Stored data:
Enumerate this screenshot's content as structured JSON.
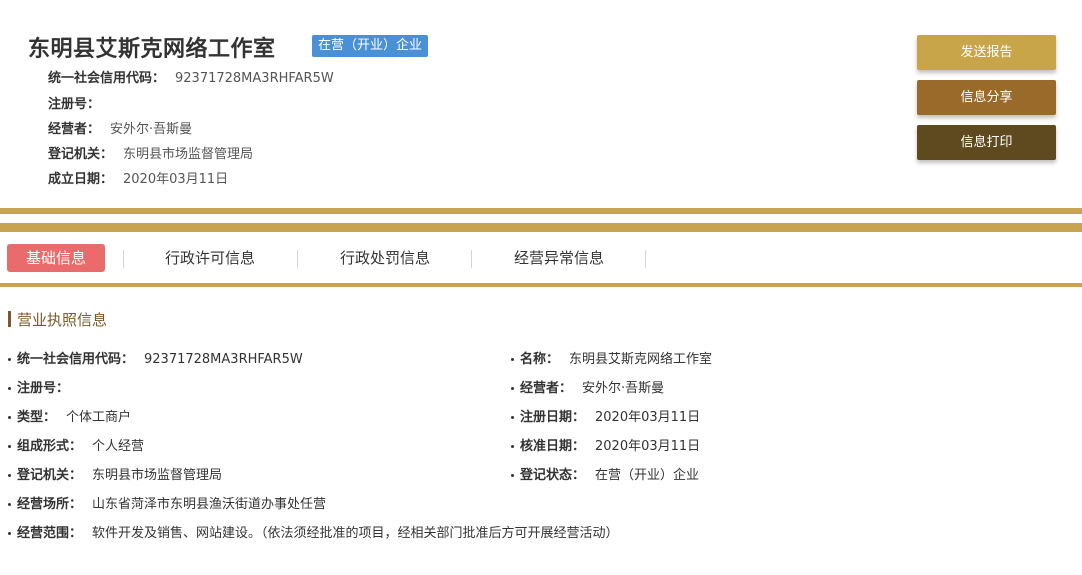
{
  "company": {
    "name": "东明县艾斯克网络工作室",
    "status_badge": "在营（开业）企业"
  },
  "meta": [
    {
      "label": "统一社会信用代码：",
      "value": "92371728MA3RHFAR5W"
    },
    {
      "label": "注册号：",
      "value": ""
    },
    {
      "label": "经营者：",
      "value": "安外尔·吾斯曼"
    },
    {
      "label": "登记机关：",
      "value": "东明县市场监督管理局"
    },
    {
      "label": "成立日期：",
      "value": "2020年03月11日"
    }
  ],
  "actions": {
    "send_report": "发送报告",
    "share": "信息分享",
    "print": "信息打印"
  },
  "tabs": [
    "基础信息",
    "行政许可信息",
    "行政处罚信息",
    "经营异常信息"
  ],
  "section": {
    "title": "营业执照信息",
    "left": [
      {
        "label": "统一社会信用代码：",
        "value": "92371728MA3RHFAR5W"
      },
      {
        "label": "注册号：",
        "value": ""
      },
      {
        "label": "类型：",
        "value": "个体工商户"
      },
      {
        "label": "组成形式：",
        "value": "个人经营"
      },
      {
        "label": "登记机关：",
        "value": "东明县市场监督管理局"
      },
      {
        "label": "经营场所：",
        "value": "山东省菏泽市东明县渔沃街道办事处任营"
      },
      {
        "label": "经营范围：",
        "value": "软件开发及销售、网站建设。（依法须经批准的项目，经相关部门批准后方可开展经营活动）"
      }
    ],
    "right": [
      {
        "label": "名称：",
        "value": "东明县艾斯克网络工作室"
      },
      {
        "label": "经营者：",
        "value": "安外尔·吾斯曼"
      },
      {
        "label": "注册日期：",
        "value": "2020年03月11日"
      },
      {
        "label": "核准日期：",
        "value": "2020年03月11日"
      },
      {
        "label": "登记状态：",
        "value": "在营（开业）企业"
      }
    ]
  },
  "colors": {
    "gold": "#c8a451",
    "active_tab": "#ea6b6b",
    "badge": "#4a90d6",
    "section_title": "#7a5a2a"
  }
}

◆ **Task details**
Report only how many lines in the entries contain "东明县艾斯克网络工作室".

◆ **Task solution**
2